▽
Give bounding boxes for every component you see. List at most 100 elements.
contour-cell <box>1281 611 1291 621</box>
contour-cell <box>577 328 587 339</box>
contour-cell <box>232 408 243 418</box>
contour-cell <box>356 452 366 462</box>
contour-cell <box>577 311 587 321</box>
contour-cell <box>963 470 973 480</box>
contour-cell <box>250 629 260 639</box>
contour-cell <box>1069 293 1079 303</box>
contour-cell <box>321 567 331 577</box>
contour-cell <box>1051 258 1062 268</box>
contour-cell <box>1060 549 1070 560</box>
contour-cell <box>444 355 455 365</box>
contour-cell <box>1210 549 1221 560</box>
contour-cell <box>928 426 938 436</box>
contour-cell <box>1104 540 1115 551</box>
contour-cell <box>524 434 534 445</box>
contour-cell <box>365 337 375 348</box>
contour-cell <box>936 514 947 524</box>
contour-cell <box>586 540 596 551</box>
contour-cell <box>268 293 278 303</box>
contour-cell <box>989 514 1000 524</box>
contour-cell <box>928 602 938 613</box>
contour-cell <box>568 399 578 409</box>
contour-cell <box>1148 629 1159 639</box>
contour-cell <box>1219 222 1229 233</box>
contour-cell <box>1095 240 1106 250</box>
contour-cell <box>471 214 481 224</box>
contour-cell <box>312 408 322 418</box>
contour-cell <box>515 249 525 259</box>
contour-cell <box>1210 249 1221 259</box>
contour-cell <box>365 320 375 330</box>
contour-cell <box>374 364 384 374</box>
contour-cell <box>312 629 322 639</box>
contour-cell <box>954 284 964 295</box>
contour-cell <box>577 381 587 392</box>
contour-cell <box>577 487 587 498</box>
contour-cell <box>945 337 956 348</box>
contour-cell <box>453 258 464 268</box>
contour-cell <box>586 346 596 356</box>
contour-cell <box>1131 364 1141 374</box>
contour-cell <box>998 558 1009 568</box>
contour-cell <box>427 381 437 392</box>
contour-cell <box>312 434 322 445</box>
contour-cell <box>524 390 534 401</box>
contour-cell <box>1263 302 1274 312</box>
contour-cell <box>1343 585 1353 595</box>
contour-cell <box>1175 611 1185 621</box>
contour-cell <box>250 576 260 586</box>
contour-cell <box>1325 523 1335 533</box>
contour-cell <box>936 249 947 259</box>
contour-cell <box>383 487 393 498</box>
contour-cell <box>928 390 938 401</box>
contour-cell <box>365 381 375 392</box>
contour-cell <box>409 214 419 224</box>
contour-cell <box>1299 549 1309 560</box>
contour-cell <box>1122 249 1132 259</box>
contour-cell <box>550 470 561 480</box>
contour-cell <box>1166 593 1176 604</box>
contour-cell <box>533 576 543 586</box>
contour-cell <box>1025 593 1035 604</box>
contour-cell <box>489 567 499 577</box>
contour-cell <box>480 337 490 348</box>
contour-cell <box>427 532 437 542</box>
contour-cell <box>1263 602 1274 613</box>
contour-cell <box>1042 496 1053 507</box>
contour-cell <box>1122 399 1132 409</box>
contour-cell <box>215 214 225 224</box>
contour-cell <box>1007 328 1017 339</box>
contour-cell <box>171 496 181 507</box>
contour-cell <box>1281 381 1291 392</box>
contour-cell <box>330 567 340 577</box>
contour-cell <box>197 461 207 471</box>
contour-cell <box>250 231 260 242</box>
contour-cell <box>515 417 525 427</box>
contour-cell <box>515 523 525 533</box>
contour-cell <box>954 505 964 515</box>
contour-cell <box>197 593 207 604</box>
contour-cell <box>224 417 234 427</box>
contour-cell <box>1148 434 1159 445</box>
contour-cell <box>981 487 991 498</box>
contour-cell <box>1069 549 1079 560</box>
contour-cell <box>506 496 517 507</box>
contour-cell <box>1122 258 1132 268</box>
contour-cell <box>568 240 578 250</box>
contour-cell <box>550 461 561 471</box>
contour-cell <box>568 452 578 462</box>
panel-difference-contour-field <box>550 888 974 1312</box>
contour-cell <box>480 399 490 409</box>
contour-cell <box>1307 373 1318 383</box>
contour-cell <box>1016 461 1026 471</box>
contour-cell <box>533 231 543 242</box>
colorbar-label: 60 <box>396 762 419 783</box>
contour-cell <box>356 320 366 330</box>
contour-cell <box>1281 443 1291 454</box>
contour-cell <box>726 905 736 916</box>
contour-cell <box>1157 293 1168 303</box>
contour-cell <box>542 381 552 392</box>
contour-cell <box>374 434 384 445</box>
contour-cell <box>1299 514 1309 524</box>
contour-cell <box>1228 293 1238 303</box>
△
Reproduce all of the data above line for line, without changing any character.

Give bounding boxes for every component you see. List at most 100 elements.
contour-cell <box>1281 611 1291 621</box>
contour-cell <box>577 328 587 339</box>
contour-cell <box>232 408 243 418</box>
contour-cell <box>356 452 366 462</box>
contour-cell <box>577 311 587 321</box>
contour-cell <box>963 470 973 480</box>
contour-cell <box>250 629 260 639</box>
contour-cell <box>1069 293 1079 303</box>
contour-cell <box>321 567 331 577</box>
contour-cell <box>1051 258 1062 268</box>
contour-cell <box>1060 549 1070 560</box>
contour-cell <box>444 355 455 365</box>
contour-cell <box>1210 549 1221 560</box>
contour-cell <box>928 426 938 436</box>
contour-cell <box>1104 540 1115 551</box>
contour-cell <box>524 434 534 445</box>
contour-cell <box>365 337 375 348</box>
contour-cell <box>936 514 947 524</box>
contour-cell <box>586 540 596 551</box>
contour-cell <box>268 293 278 303</box>
contour-cell <box>989 514 1000 524</box>
contour-cell <box>928 602 938 613</box>
contour-cell <box>568 399 578 409</box>
contour-cell <box>1148 629 1159 639</box>
contour-cell <box>1219 222 1229 233</box>
contour-cell <box>1095 240 1106 250</box>
contour-cell <box>471 214 481 224</box>
contour-cell <box>312 408 322 418</box>
contour-cell <box>515 249 525 259</box>
contour-cell <box>1210 249 1221 259</box>
contour-cell <box>365 320 375 330</box>
contour-cell <box>374 364 384 374</box>
contour-cell <box>312 629 322 639</box>
contour-cell <box>954 284 964 295</box>
contour-cell <box>577 381 587 392</box>
contour-cell <box>577 487 587 498</box>
contour-cell <box>945 337 956 348</box>
contour-cell <box>453 258 464 268</box>
contour-cell <box>586 346 596 356</box>
contour-cell <box>1131 364 1141 374</box>
contour-cell <box>998 558 1009 568</box>
contour-cell <box>427 381 437 392</box>
contour-cell <box>312 434 322 445</box>
contour-cell <box>524 390 534 401</box>
contour-cell <box>1263 302 1274 312</box>
contour-cell <box>1343 585 1353 595</box>
contour-cell <box>1175 611 1185 621</box>
contour-cell <box>250 576 260 586</box>
contour-cell <box>1325 523 1335 533</box>
contour-cell <box>936 249 947 259</box>
contour-cell <box>383 487 393 498</box>
contour-cell <box>928 390 938 401</box>
contour-cell <box>365 381 375 392</box>
contour-cell <box>409 214 419 224</box>
contour-cell <box>1299 549 1309 560</box>
contour-cell <box>1122 249 1132 259</box>
contour-cell <box>550 470 561 480</box>
contour-cell <box>1166 593 1176 604</box>
contour-cell <box>533 576 543 586</box>
contour-cell <box>1025 593 1035 604</box>
contour-cell <box>489 567 499 577</box>
contour-cell <box>480 337 490 348</box>
contour-cell <box>427 532 437 542</box>
contour-cell <box>1263 602 1274 613</box>
contour-cell <box>1042 496 1053 507</box>
contour-cell <box>1122 399 1132 409</box>
contour-cell <box>215 214 225 224</box>
contour-cell <box>1007 328 1017 339</box>
contour-cell <box>171 496 181 507</box>
contour-cell <box>1281 381 1291 392</box>
contour-cell <box>330 567 340 577</box>
contour-cell <box>197 461 207 471</box>
contour-cell <box>250 231 260 242</box>
contour-cell <box>515 417 525 427</box>
contour-cell <box>515 523 525 533</box>
contour-cell <box>954 505 964 515</box>
contour-cell <box>197 593 207 604</box>
contour-cell <box>224 417 234 427</box>
contour-cell <box>1148 434 1159 445</box>
contour-cell <box>981 487 991 498</box>
contour-cell <box>1069 549 1079 560</box>
contour-cell <box>506 496 517 507</box>
contour-cell <box>1122 258 1132 268</box>
contour-cell <box>568 240 578 250</box>
contour-cell <box>550 461 561 471</box>
contour-cell <box>568 452 578 462</box>
panel-difference-contour-field <box>550 888 974 1312</box>
contour-cell <box>480 399 490 409</box>
contour-cell <box>1307 373 1318 383</box>
contour-cell <box>1016 461 1026 471</box>
contour-cell <box>533 231 543 242</box>
colorbar-label: 60 <box>396 762 419 783</box>
contour-cell <box>356 320 366 330</box>
contour-cell <box>1281 443 1291 454</box>
contour-cell <box>726 905 736 916</box>
contour-cell <box>1157 293 1168 303</box>
contour-cell <box>542 381 552 392</box>
contour-cell <box>374 434 384 445</box>
contour-cell <box>1299 514 1309 524</box>
contour-cell <box>1228 293 1238 303</box>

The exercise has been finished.